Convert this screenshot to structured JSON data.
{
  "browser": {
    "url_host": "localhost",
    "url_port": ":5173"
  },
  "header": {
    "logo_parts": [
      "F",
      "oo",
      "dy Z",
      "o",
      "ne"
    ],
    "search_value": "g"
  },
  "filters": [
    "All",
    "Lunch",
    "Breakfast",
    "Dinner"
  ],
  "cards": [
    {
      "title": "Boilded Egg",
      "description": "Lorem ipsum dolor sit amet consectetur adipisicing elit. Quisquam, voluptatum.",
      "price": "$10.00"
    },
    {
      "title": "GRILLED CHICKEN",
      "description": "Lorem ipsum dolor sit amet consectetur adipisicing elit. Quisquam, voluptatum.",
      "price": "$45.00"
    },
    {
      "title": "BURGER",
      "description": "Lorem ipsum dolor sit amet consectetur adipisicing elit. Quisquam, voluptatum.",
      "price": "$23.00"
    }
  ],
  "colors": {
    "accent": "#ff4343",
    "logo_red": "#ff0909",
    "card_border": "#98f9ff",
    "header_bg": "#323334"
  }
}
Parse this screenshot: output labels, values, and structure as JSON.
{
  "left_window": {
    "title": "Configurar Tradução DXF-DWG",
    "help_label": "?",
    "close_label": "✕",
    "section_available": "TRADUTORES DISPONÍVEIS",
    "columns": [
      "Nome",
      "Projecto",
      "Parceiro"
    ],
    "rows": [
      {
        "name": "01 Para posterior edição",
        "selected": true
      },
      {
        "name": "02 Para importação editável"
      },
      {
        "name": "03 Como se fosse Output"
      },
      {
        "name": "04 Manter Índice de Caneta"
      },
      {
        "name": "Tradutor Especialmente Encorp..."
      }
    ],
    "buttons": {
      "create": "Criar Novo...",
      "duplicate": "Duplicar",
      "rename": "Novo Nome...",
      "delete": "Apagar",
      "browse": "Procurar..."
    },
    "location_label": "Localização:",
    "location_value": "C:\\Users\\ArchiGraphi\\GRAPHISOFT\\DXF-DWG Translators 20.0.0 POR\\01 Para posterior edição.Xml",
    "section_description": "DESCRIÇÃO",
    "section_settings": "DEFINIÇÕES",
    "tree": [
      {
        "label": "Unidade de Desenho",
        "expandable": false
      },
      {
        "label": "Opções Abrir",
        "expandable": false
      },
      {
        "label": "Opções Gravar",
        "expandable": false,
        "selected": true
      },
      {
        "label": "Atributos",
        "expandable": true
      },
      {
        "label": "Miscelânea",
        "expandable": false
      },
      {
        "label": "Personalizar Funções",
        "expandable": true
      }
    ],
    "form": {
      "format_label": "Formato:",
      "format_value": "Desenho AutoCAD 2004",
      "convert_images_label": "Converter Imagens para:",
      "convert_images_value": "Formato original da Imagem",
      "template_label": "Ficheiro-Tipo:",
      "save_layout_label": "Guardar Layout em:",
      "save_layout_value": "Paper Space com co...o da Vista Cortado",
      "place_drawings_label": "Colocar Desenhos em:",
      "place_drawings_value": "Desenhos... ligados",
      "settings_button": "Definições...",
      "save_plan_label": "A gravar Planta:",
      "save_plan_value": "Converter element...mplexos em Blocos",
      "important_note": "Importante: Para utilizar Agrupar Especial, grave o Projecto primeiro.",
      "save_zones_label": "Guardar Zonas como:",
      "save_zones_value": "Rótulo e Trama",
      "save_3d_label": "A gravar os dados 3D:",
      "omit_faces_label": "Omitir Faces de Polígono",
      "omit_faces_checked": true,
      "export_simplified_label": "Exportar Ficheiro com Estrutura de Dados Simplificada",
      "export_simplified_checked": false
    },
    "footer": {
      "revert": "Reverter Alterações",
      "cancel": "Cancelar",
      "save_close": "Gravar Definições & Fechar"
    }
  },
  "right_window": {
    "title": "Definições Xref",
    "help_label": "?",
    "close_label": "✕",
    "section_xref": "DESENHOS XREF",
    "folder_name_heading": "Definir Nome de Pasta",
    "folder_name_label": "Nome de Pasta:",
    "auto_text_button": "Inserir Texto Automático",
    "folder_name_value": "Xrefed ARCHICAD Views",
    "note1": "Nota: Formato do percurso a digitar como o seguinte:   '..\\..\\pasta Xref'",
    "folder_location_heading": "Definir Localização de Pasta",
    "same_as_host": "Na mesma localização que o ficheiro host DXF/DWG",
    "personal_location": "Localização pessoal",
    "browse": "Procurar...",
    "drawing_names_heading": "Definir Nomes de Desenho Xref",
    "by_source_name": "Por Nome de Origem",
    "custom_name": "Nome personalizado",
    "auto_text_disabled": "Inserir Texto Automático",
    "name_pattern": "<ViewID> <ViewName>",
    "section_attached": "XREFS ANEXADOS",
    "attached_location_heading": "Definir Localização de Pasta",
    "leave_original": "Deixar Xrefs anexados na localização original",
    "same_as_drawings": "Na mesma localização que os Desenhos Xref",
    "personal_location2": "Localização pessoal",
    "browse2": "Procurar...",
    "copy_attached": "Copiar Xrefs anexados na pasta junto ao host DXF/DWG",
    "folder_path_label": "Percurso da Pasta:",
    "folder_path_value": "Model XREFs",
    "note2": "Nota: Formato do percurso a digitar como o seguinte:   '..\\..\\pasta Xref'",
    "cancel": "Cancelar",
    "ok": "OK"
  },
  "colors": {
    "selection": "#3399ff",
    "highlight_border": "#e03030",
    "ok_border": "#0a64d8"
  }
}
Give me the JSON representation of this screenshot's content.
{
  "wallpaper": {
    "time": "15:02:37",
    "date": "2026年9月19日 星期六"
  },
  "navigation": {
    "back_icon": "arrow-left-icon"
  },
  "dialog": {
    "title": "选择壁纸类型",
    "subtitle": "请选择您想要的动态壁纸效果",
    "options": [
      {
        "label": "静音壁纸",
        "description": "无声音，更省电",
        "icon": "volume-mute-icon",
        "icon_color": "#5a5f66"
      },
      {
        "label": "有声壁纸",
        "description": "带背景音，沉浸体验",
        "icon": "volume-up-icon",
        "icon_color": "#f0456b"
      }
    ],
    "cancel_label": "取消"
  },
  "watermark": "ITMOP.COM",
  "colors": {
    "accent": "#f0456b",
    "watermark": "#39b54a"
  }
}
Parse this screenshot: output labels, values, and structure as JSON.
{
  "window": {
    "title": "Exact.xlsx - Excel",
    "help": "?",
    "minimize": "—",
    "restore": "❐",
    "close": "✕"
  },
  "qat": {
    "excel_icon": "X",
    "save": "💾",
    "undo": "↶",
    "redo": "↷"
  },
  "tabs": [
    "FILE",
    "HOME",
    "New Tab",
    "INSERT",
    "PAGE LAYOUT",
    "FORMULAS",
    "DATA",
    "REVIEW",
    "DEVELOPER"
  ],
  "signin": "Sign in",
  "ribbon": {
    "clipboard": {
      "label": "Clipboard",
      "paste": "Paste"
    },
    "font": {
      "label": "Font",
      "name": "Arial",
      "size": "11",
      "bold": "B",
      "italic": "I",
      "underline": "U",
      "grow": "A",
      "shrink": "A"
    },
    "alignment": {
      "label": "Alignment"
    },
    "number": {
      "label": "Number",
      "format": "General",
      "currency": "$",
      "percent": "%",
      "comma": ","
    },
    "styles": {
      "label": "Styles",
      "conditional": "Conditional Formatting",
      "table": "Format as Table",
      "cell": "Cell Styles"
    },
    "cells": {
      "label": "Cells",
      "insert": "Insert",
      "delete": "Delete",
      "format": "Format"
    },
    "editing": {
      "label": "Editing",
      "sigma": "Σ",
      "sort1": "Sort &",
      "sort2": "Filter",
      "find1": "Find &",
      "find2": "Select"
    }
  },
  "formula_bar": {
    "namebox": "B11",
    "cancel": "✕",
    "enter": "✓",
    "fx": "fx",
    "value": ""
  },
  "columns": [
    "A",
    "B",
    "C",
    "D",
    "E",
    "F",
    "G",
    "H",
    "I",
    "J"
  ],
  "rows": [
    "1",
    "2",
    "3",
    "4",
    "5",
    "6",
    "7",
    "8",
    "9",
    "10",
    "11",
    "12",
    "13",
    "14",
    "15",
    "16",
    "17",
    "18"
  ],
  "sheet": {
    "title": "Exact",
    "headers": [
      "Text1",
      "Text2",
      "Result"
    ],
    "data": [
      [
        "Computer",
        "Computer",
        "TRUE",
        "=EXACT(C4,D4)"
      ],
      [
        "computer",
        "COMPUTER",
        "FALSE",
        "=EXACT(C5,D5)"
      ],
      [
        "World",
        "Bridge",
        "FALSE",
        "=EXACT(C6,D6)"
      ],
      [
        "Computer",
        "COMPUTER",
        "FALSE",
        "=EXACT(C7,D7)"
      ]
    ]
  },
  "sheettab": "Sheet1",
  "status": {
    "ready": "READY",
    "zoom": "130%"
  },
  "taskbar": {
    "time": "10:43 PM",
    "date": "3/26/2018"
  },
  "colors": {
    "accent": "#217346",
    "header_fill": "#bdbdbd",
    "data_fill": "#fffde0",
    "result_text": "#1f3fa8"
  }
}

○ ○ ○ ○ ○

• **Exercise**:
Tally up the lines of the listing containing the word "accent". Give only the total.

• **Task response**:
3